▸ Data extract:
#####
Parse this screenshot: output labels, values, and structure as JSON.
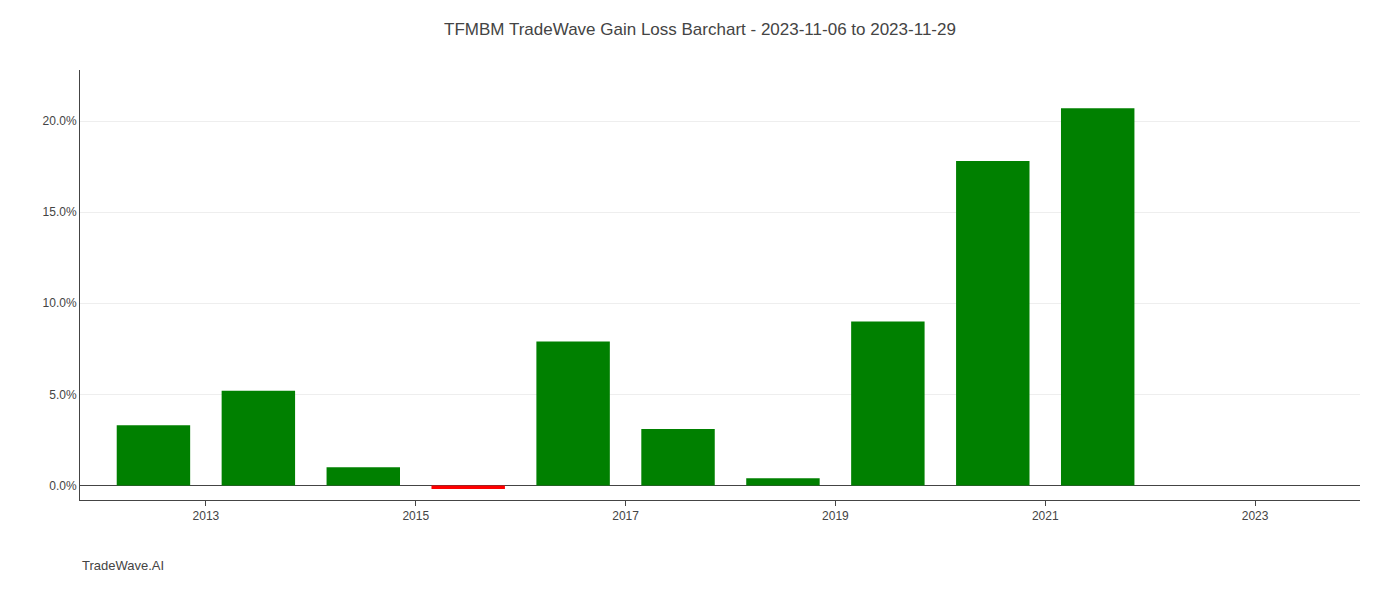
{
  "chart_data": {
    "type": "bar",
    "title": "TFMBM TradeWave Gain Loss Barchart - 2023-11-06 to 2023-11-29",
    "annotations": [
      "TradeWave.AI"
    ],
    "x": [
      2012.5,
      2013.5,
      2014.5,
      2015.5,
      2016.5,
      2017.5,
      2018.5,
      2019.5,
      2020.5,
      2021.5
    ],
    "values": [
      0.033,
      0.052,
      0.01,
      -0.002,
      0.079,
      0.031,
      0.004,
      0.09,
      0.178,
      0.207
    ],
    "colors": [
      "#008000",
      "#008000",
      "#008000",
      "#ff0000",
      "#008000",
      "#008000",
      "#008000",
      "#008000",
      "#008000",
      "#008000"
    ],
    "xlim": [
      2011.8,
      2024.0
    ],
    "xticks": [
      2013,
      2015,
      2017,
      2019,
      2021,
      2023
    ],
    "ylim": [
      -0.008,
      0.228
    ],
    "yticks": [
      {
        "value": 0,
        "label": "0.0%"
      },
      {
        "value": 0.05,
        "label": "5.0%"
      },
      {
        "value": 0.1,
        "label": "10.0%"
      },
      {
        "value": 0.15,
        "label": "15.0%"
      },
      {
        "value": 0.2,
        "label": "20.0%"
      }
    ],
    "grid": true
  }
}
#####
▸ Written request: Extract every line that has the string "TradeWave" in it.

▸ Exercise response:
    "title": "TFMBM TradeWave Gain Loss Barchart - 2023-11-06 to 2023-11-29",
      "TradeWave.AI"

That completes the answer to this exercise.